● **What this task involves**: Write out the complete material exactly as it stands.
┌────────
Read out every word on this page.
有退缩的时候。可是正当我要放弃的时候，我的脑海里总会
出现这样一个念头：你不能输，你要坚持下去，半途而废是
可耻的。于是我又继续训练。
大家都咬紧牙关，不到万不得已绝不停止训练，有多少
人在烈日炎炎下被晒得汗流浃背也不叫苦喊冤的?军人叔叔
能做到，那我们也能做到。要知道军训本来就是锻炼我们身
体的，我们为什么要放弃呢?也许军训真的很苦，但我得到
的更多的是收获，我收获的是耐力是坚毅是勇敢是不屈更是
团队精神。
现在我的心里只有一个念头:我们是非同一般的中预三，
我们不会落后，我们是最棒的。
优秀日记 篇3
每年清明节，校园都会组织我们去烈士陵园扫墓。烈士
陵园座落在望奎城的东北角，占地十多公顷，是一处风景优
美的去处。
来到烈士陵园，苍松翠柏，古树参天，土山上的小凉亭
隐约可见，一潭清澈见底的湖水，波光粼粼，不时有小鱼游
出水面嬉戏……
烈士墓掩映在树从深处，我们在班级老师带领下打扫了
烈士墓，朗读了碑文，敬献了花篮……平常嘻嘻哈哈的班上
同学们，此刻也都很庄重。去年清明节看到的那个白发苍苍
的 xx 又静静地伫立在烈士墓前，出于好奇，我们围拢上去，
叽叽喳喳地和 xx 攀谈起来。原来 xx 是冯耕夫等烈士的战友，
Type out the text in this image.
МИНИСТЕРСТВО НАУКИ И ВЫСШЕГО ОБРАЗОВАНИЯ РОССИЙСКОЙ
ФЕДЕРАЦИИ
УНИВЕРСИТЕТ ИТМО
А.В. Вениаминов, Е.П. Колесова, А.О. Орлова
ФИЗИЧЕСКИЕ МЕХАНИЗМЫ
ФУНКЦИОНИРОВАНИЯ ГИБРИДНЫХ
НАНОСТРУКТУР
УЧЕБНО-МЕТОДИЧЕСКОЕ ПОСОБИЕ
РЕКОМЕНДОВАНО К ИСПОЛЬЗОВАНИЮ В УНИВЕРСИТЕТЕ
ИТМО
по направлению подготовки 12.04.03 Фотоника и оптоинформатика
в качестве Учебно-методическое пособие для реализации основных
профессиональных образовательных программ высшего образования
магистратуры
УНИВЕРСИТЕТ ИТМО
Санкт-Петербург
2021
└────────
● **Final result**:
Read out every word on this page.
有退缩的时候。可是正当我要放弃的时候，我的脑海里总会
出现这样一个念头：你不能输，你要坚持下去，半途而废是
可耻的。于是我又继续训练。
大家都咬紧牙关，不到万不得已绝不停止训练，有多少
人在烈日炎炎下被晒得汗流浃背也不叫苦喊冤的?军人叔叔
能做到，那我们也能做到。要知道军训本来就是锻炼我们身
体的，我们为什么要放弃呢?也许军训真的很苦，但我得到
的更多的是收获，我收获的是耐力是坚毅是勇敢是不屈更是
团队精神。
现在我的心里只有一个念头:我们是非同一般的中预三，
我们不会落后，我们是最棒的。
优秀日记 篇3
每年清明节，校园都会组织我们去烈士陵园扫墓。烈士
陵园座落在望奎城的东北角，占地十多公顷，是一处风景优
美的去处。
来到烈士陵园，苍松翠柏，古树参天，土山上的小凉亭
隐约可见，一潭清澈见底的湖水，波光粼粼，不时有小鱼游
出水面嬉戏……
烈士墓掩映在树从深处，我们在班级老师带领下打扫了
烈士墓，朗读了碑文，敬献了花篮……平常嘻嘻哈哈的班上
同学们，此刻也都很庄重。去年清明节看到的那个白发苍苍
的 xx 又静静地伫立在烈士墓前，出于好奇，我们围拢上去，
叽叽喳喳地和 xx 攀谈起来。原来 xx 是冯耕夫等烈士的战友，
Type out the text in this image.
МИНИСТЕРСТВО НАУКИ И ВЫСШЕГО ОБРАЗОВАНИЯ РОССИЙСКОЙ
ФЕДЕРАЦИИ
УНИВЕРСИТЕТ ИТМО
А.В. Вениаминов, Е.П. Колесова, А.О. Орлова
ФИЗИЧЕСКИЕ МЕХАНИЗМЫ
ФУНКЦИОНИРОВАНИЯ ГИБРИДНЫХ
НАНОСТРУКТУР
УЧЕБНО-МЕТОДИЧЕСКОЕ ПОСОБИЕ
РЕКОМЕНДОВАНО К ИСПОЛЬЗОВАНИЮ В УНИВЕРСИТЕТЕ
ИТМО
по направлению подготовки 12.04.03 Фотоника и оптоинформатика
в качестве Учебно-методическое пособие для реализации основных
профессиональных образовательных программ высшего образования
магистратуры
УНИВЕРСИТЕТ ИТМО
Санкт-Петербург
2021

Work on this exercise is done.